» **What to do**
Which lines contain the word "Food"? Return each of them as written.

» **Records for the task**
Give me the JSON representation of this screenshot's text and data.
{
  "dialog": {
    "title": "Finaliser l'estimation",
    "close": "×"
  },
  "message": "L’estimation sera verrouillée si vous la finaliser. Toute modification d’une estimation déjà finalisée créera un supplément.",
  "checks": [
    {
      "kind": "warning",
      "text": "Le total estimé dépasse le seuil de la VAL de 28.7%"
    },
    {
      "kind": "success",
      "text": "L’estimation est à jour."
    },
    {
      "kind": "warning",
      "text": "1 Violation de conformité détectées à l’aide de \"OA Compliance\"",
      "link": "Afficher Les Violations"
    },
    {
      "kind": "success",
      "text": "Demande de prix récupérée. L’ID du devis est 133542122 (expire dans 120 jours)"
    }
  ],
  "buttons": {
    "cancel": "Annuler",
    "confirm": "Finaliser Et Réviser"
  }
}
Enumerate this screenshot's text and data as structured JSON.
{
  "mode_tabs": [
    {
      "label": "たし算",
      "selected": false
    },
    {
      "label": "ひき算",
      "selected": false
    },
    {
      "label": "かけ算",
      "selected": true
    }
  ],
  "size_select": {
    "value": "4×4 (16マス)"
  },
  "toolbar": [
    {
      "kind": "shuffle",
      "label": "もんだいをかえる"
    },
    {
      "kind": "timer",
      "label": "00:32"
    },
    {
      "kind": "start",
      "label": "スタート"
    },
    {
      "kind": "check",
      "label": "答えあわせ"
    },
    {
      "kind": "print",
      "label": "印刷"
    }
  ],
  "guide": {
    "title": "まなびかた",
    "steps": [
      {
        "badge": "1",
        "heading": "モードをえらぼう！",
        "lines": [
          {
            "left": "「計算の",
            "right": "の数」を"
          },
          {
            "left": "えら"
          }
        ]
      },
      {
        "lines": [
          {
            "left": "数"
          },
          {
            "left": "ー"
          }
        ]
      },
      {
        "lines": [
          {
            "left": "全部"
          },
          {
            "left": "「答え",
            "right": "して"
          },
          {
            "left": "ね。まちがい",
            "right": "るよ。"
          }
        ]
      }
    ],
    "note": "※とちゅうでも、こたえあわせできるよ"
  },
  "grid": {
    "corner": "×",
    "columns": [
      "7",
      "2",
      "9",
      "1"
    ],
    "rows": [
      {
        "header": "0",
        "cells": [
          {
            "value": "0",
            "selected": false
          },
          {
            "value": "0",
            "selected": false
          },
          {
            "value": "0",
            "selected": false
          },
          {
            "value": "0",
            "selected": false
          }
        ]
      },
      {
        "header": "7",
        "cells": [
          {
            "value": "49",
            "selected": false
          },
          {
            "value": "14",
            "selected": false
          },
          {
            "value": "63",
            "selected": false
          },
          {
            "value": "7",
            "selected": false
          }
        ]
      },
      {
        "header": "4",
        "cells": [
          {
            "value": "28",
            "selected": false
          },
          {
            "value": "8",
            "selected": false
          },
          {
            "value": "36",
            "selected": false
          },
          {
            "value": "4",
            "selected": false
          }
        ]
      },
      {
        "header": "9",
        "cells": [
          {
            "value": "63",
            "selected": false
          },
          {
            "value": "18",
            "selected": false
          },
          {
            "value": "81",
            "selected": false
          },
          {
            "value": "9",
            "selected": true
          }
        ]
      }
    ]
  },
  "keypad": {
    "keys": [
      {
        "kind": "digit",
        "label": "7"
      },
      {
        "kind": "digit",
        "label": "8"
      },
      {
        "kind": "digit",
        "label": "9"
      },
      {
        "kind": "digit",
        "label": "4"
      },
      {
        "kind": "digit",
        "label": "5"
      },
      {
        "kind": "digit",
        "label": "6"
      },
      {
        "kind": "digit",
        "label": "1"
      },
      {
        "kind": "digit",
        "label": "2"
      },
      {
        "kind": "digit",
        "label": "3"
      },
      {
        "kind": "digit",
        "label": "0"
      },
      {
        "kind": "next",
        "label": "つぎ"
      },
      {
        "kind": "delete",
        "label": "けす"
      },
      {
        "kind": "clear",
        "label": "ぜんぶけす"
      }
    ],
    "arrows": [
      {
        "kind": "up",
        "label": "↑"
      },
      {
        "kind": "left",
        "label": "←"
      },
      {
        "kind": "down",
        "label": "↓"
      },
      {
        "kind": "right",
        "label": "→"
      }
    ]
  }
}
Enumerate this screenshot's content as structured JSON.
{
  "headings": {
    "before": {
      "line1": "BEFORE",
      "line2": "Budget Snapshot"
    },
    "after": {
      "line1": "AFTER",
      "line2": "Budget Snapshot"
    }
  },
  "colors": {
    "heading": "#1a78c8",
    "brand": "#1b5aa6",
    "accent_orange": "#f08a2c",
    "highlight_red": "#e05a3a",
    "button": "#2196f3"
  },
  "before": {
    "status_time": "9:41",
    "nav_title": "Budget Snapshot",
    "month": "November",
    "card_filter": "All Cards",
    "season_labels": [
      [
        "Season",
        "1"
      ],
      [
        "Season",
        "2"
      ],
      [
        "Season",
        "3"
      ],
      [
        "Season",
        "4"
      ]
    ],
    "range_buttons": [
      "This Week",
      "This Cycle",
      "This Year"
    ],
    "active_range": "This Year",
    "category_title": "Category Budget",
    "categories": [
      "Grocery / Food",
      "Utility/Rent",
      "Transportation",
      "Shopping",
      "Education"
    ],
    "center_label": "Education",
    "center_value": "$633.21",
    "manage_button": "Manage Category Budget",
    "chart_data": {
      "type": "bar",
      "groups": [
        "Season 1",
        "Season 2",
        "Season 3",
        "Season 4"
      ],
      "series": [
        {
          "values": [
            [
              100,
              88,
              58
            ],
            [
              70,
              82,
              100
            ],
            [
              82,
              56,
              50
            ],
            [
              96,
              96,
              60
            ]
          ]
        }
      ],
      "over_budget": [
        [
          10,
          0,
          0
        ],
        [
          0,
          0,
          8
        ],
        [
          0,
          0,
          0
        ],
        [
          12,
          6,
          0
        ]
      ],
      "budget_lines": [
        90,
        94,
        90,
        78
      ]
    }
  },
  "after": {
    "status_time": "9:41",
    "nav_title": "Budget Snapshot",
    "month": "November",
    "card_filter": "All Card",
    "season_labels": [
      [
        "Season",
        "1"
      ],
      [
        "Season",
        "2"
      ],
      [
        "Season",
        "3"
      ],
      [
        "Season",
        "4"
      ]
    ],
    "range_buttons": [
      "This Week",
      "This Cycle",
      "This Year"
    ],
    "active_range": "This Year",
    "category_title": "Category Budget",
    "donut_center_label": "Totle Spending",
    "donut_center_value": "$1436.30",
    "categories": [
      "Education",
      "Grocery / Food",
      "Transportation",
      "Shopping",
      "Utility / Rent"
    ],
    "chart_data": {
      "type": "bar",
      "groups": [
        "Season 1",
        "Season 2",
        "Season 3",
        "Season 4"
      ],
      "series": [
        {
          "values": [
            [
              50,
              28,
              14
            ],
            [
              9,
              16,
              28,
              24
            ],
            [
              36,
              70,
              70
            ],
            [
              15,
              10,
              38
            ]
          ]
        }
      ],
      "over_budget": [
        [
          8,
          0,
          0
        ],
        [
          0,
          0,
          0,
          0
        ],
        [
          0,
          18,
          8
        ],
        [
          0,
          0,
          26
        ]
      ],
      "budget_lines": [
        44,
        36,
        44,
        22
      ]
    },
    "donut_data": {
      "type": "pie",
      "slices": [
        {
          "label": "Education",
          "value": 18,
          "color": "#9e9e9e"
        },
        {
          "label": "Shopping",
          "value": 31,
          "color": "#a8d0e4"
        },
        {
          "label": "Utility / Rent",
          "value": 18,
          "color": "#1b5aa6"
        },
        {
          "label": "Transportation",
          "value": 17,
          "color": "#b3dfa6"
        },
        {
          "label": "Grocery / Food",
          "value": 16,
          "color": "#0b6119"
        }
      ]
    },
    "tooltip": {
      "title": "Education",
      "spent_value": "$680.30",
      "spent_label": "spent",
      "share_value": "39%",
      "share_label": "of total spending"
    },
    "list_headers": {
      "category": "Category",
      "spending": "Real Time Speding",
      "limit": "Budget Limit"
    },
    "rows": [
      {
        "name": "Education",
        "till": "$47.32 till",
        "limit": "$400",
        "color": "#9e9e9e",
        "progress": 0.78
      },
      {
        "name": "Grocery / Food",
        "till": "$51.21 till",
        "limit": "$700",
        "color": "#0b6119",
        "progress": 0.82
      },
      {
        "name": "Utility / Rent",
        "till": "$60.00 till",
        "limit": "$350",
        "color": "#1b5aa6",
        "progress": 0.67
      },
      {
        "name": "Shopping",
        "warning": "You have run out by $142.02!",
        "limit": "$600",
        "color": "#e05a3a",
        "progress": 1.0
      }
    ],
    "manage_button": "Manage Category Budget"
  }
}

» **Worked answer**
      "Grocery / Food",
      "Grocery / Food",
          "label": "Grocery / Food",
        "name": "Grocery / Food",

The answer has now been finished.